- Job: Every record that follows must be duplicated exactly, with images left out.

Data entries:
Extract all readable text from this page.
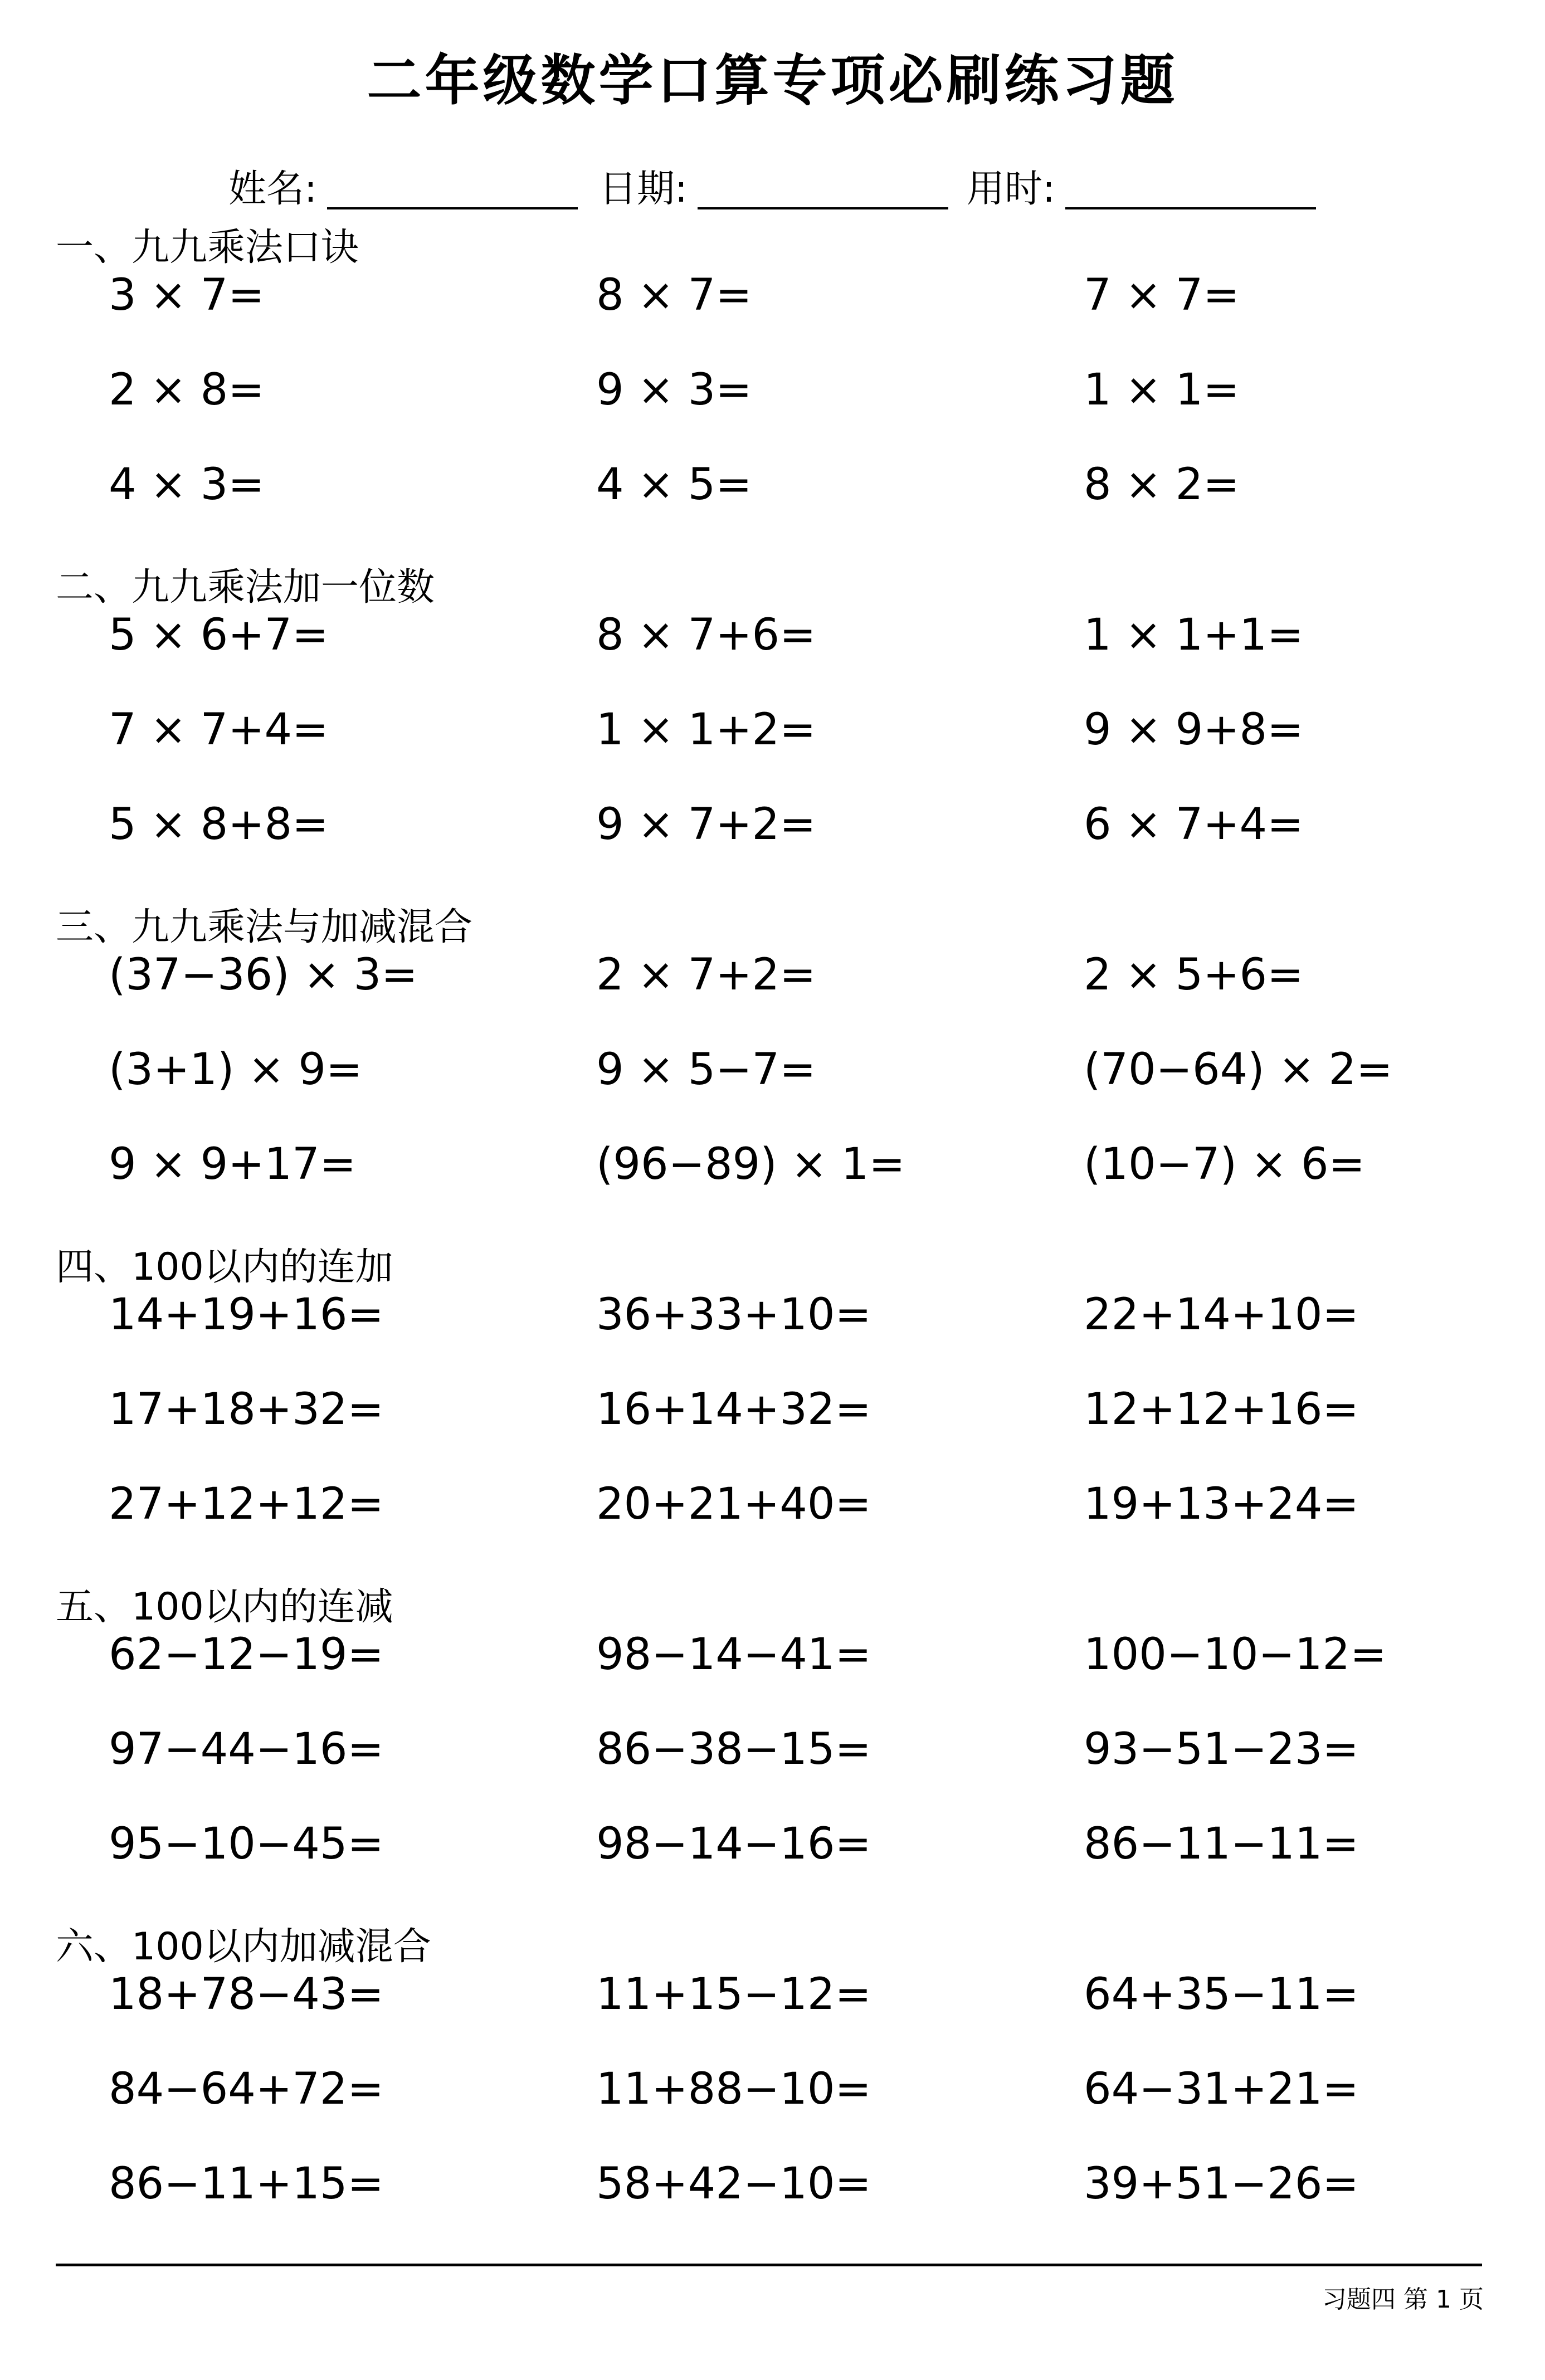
二年级数学口算专项必刷练习题
姓名:	日期:	用时:
一、九九乘法口诀
3 × 7=	8 × 7=	7 × 7=
2 × 8=	9 × 3=	1 × 1=
4 × 3=	4 × 5=	8 × 2=
二、九九乘法加一位数
5 × 6+7=	8 × 7+6=	1 × 1+1=
7 × 7+4=	1 × 1+2=	9 × 9+8=
5 × 8+8=	9 × 7+2=	6 × 7+4=
三、九九乘法与加减混合
(37−36) × 3=	2 × 7+2=	2 × 5+6=
(3+1) × 9=	9 × 5−7=	(70−64) × 2=
9 × 9+17=	(96−89) × 1=	(10−7) × 6=
四、100以内的连加
14+19+16=	36+33+10=	22+14+10=
17+18+32=	16+14+32=	12+12+16=
27+12+12=	20+21+40=	19+13+24=
五、100以内的连减
62−12−19=	98−14−41=	100−10−12=
97−44−16=	86−38−15=	93−51−23=
95−10−45=	98−14−16=	86−11−11=
六、100以内加减混合
18+78−43=	11+15−12=	64+35−11=
84−64+72=	11+88−10=	64−31+21=
86−11+15=	58+42−10=	39+51−26=
习题四 第 1 页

- Written solution:
Extract all readable text from this page.
二年级数学口算专项必刷练习题
姓名:	日期:	用时:
一、九九乘法口诀
3 × 7=	8 × 7=	7 × 7=
2 × 8=	9 × 3=	1 × 1=
4 × 3=	4 × 5=	8 × 2=
二、九九乘法加一位数
5 × 6+7=	8 × 7+6=	1 × 1+1=
7 × 7+4=	1 × 1+2=	9 × 9+8=
5 × 8+8=	9 × 7+2=	6 × 7+4=
三、九九乘法与加减混合
(37−36) × 3=	2 × 7+2=	2 × 5+6=
(3+1) × 9=	9 × 5−7=	(70−64) × 2=
9 × 9+17=	(96−89) × 1=	(10−7) × 6=
四、100以内的连加
14+19+16=	36+33+10=	22+14+10=
17+18+32=	16+14+32=	12+12+16=
27+12+12=	20+21+40=	19+13+24=
五、100以内的连减
62−12−19=	98−14−41=	100−10−12=
97−44−16=	86−38−15=	93−51−23=
95−10−45=	98−14−16=	86−11−11=
六、100以内加减混合
18+78−43=	11+15−12=	64+35−11=
84−64+72=	11+88−10=	64−31+21=
86−11+15=	58+42−10=	39+51−26=
习题四 第 1 页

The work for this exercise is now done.